• _TASK INPUTS_
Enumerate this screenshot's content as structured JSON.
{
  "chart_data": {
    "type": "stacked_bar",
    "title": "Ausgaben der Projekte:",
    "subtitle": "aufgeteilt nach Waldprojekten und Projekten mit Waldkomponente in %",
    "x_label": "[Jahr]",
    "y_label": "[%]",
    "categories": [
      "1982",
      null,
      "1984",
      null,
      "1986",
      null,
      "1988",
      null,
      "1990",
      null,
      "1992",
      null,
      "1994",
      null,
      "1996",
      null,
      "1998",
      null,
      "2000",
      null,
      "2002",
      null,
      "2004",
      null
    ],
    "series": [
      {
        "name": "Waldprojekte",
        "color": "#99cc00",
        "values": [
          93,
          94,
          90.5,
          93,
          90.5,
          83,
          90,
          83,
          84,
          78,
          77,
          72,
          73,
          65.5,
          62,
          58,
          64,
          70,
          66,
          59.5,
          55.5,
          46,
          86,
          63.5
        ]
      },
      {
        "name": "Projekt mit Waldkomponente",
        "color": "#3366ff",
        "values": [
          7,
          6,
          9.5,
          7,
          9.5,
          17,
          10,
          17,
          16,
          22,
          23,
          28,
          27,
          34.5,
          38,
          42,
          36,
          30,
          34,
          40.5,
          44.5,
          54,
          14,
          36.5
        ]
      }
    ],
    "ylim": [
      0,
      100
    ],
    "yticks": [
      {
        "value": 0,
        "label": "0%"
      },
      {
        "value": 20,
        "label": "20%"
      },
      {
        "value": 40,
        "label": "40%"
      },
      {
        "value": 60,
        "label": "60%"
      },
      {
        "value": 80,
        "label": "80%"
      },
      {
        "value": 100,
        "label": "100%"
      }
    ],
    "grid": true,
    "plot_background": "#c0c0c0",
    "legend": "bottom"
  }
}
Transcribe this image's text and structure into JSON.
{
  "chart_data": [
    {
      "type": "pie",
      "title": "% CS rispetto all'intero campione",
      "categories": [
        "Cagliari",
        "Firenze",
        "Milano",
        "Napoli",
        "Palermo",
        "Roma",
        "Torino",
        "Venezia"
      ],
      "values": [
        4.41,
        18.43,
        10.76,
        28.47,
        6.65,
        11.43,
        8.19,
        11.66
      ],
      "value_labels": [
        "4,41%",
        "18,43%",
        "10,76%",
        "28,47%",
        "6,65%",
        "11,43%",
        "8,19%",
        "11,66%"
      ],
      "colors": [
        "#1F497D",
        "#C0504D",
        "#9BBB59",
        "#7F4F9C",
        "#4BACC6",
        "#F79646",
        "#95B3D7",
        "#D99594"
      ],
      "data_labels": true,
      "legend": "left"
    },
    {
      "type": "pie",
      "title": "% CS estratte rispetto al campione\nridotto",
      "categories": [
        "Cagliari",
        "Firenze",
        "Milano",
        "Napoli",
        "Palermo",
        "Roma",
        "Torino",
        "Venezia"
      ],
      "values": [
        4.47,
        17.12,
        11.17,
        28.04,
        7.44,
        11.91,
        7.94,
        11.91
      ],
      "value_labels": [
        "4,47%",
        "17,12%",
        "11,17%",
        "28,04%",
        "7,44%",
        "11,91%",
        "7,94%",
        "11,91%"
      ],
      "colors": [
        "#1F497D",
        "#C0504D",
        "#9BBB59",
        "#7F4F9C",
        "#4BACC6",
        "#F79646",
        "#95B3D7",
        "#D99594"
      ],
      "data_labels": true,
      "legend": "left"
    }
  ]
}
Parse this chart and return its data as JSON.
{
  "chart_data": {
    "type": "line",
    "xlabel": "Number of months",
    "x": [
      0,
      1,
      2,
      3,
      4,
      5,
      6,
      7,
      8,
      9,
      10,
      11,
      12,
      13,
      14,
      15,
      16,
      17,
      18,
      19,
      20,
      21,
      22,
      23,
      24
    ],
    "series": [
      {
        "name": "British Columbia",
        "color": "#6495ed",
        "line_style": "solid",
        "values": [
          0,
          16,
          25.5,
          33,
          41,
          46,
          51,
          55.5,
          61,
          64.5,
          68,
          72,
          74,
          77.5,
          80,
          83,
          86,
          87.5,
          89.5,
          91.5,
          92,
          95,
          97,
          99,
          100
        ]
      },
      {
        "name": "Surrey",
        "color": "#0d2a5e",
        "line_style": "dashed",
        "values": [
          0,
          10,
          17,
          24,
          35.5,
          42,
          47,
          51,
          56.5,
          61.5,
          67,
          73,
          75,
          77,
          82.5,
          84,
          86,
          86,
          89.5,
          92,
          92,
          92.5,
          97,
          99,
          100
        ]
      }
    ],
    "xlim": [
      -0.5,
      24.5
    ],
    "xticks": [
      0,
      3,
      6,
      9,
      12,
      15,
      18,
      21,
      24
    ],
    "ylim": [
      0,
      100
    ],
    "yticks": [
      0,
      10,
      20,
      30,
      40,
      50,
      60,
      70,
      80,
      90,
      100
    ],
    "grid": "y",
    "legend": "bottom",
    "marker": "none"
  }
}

• _TASK REQUIREMENTS_
Within the material above, find the lines that contain the word "type"; copy them.

• _EXERCISE RESULT_
    "type": "stacked_bar",
      "type": "pie",
      "type": "pie",
    "type": "line",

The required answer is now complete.